Identify all lines in the listing that include the word "则四边形", and copy them out.

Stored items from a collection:
..........

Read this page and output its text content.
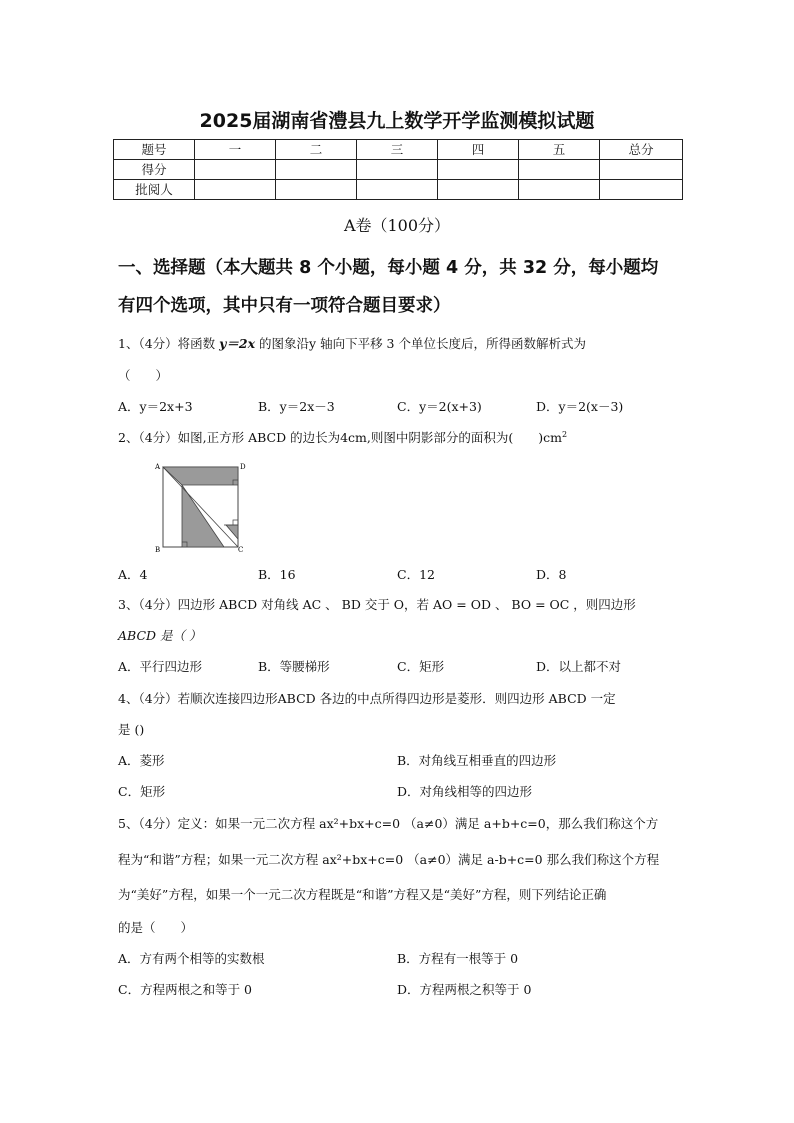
2025届湖南省澧县九上数学开学监测模拟试题
题号	一	二	三	四	五	总分
得分						
批阅人						
A卷（100分）
一、选择题（本大题共 8 个小题，每小题 4 分，共 32 分，每小题均
有四个选项，其中只有一项符合题目要求）
1、（4分）将函数 y＝2x 的图象沿y 轴向下平移 3 个单位长度后，所得函数解析式为
（　　）
A．y＝2x+3	B．y＝2x－3	C．y＝2(x+3)	D．y＝2(x－3)
2、（4分）如图,正方形 ABCD 的边长为4cm,则图中阴影部分的面积为(　　)$cm^2$
A	D
B	C
A．4	B．16	C．12	D．8
3、（4分）四边形 ABCD 对角线 AC 、 BD 交于 O，若 AO = OD 、 BO = OC ，则四边形
ABCD 是（ ）
A．平行四边形	B．等腰梯形	C．矩形	D．以上都不对
4、（4分）若顺次连接四边形ABCD 各边的中点所得四边形是菱形．则四边形 ABCD 一定
是 ()
A．菱形	B．对角线互相垂直的四边形
C．矩形	D．对角线相等的四边形
5、（4分）定义：如果一元二次方程 ax²+bx+c=0 （a≠0）满足 a+b+c=0，那么我们称这个方
程为“和谐”方程；如果一元二次方程 ax²+bx+c=0 （a≠0）满足 a-b+c=0 那么我们称这个方程
为“美好”方程，如果一个一元二次方程既是“和谐”方程又是“美好”方程，则下列结论正确
的是（　　）
A．方有两个相等的实数根	B．方程有一根等于 0
C．方程两根之和等于 0	D．方程两根之积等于 0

..........

§ Task answer:
3、（4分）四边形 ABCD 对角线 AC 、 BD 交于 O，若 AO = OD 、 BO = OC ，则四边形
4、（4分）若顺次连接四边形ABCD 各边的中点所得四边形是菱形．则四边形 ABCD 一定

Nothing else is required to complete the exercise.